>> Begin

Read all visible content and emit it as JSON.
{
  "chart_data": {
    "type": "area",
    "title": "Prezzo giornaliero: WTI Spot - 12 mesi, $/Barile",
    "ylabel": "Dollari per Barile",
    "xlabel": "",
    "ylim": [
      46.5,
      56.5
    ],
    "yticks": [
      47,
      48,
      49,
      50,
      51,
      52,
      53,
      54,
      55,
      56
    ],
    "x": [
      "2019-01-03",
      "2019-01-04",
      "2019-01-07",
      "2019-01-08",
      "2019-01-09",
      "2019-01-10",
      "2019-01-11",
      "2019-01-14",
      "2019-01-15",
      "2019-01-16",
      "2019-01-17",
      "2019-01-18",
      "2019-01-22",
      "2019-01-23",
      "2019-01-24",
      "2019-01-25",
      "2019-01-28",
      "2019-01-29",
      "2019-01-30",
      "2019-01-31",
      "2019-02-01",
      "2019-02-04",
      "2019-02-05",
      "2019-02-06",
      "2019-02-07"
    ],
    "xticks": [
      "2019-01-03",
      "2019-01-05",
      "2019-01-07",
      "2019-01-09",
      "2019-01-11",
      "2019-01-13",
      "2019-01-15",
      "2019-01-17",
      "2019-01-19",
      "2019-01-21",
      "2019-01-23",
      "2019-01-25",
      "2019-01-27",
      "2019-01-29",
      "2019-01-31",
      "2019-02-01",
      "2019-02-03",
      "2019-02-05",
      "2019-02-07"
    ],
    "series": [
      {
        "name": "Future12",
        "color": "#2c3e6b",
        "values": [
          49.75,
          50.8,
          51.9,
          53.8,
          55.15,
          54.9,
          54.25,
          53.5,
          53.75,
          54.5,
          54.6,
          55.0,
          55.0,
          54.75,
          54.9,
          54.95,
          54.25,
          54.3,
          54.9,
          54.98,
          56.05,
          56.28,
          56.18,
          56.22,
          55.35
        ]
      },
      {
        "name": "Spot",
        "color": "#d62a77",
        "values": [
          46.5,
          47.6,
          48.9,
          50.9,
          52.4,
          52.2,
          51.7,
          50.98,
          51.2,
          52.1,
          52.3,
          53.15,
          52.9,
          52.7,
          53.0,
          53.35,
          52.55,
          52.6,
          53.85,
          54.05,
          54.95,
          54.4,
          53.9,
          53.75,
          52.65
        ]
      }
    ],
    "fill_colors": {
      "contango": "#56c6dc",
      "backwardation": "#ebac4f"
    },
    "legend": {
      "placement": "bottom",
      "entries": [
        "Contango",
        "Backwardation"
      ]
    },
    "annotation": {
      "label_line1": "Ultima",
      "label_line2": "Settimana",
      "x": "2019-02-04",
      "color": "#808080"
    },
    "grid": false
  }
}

>> End

• DIRECTION: Find the word "Barile" and list each line it appears in.

• FULL SOLUTION:
    "title": "Prezzo giornaliero: WTI Spot - 12 mesi, $/Barile",
    "ylabel": "Dollari per Barile",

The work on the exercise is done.